Task »
What follows is a listing. Return every line of it exactly.

Data in this exercise »
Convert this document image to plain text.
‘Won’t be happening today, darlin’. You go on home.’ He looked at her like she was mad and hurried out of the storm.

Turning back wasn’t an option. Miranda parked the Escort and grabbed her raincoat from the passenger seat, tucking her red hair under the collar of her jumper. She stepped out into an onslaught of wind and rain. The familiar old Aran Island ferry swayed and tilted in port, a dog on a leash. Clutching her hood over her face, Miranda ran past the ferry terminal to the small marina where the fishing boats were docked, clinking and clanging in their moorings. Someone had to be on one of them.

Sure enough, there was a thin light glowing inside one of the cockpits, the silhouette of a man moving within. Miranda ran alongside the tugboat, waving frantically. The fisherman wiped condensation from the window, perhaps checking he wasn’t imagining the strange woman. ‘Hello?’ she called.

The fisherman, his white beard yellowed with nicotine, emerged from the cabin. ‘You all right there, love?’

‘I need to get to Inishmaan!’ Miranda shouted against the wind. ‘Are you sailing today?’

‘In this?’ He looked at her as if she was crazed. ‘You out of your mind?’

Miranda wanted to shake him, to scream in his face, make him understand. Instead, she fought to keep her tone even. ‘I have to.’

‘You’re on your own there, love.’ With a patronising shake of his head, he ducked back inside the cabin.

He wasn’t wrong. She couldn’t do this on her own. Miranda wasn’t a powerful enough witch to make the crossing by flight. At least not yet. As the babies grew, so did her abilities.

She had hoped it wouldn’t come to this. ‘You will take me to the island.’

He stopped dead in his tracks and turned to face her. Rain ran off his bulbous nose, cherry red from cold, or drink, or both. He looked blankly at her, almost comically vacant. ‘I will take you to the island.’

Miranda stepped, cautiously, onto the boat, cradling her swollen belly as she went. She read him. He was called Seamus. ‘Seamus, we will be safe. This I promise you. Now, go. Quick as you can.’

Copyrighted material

Completed exercise »
Convert this document image to plain text.
‘Won’t be happening today, darlin’. You go on home.’ He looked at her like she was mad and hurried out of the storm.

Turning back wasn’t an option. Miranda parked the Escort and grabbed her raincoat from the passenger seat, tucking her red hair under the collar of her jumper. She stepped out into an onslaught of wind and rain. The familiar old Aran Island ferry swayed and tilted in port, a dog on a leash. Clutching her hood over her face, Miranda ran past the ferry terminal to the small marina where the fishing boats were docked, clinking and clanging in their moorings. Someone had to be on one of them.

Sure enough, there was a thin light glowing inside one of the cockpits, the silhouette of a man moving within. Miranda ran alongside the tugboat, waving frantically. The fisherman wiped condensation from the window, perhaps checking he wasn’t imagining the strange woman. ‘Hello?’ she called.

The fisherman, his white beard yellowed with nicotine, emerged from the cabin. ‘You all right there, love?’

‘I need to get to Inishmaan!’ Miranda shouted against the wind. ‘Are you sailing today?’

‘In this?’ He looked at her as if she was crazed. ‘You out of your mind?’

Miranda wanted to shake him, to scream in his face, make him understand. Instead, she fought to keep her tone even. ‘I have to.’

‘You’re on your own there, love.’ With a patronising shake of his head, he ducked back inside the cabin.

He wasn’t wrong. She couldn’t do this on her own. Miranda wasn’t a powerful enough witch to make the crossing by flight. At least not yet. As the babies grew, so did her abilities.

She had hoped it wouldn’t come to this. ‘You will take me to the island.’

He stopped dead in his tracks and turned to face her. Rain ran off his bulbous nose, cherry red from cold, or drink, or both. He looked blankly at her, almost comically vacant. ‘I will take you to the island.’

Miranda stepped, cautiously, onto the boat, cradling her swollen belly as she went. She read him. He was called Seamus. ‘Seamus, we will be safe. This I promise you. Now, go. Quick as you can.’

Copyrighted material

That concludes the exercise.